Written exercise: It is required that all of the data be written out exactly.

==== Provided information ====

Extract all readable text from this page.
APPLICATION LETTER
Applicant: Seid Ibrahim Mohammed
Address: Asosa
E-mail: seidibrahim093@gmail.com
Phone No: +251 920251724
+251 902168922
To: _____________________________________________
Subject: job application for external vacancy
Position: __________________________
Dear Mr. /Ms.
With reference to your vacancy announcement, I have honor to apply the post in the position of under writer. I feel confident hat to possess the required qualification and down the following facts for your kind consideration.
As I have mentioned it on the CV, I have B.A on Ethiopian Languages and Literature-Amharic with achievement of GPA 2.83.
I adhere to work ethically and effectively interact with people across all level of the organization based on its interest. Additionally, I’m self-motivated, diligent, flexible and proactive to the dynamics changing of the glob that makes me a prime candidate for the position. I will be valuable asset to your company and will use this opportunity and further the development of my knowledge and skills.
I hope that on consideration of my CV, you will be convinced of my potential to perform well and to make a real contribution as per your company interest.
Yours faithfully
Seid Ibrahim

====

Answer to the exercise:
Extract all readable text from this page.
APPLICATION LETTER
Applicant: Seid Ibrahim Mohammed
Address: Asosa
E-mail: seidibrahim093@gmail.com
Phone No: +251 920251724
+251 902168922
To: _____________________________________________
Subject: job application for external vacancy
Position: __________________________
Dear Mr. /Ms.
With reference to your vacancy announcement, I have honor to apply the post in the position of under writer. I feel confident hat to possess the required qualification and down the following facts for your kind consideration.
As I have mentioned it on the CV, I have B.A on Ethiopian Languages and Literature-Amharic with achievement of GPA 2.83.
I adhere to work ethically and effectively interact with people across all level of the organization based on its interest. Additionally, I’m self-motivated, diligent, flexible and proactive to the dynamics changing of the glob that makes me a prime candidate for the position. I will be valuable asset to your company and will use this opportunity and further the development of my knowledge and skills.
I hope that on consideration of my CV, you will be convinced of my potential to perform well and to make a real contribution as per your company interest.
Yours faithfully
Seid Ibrahim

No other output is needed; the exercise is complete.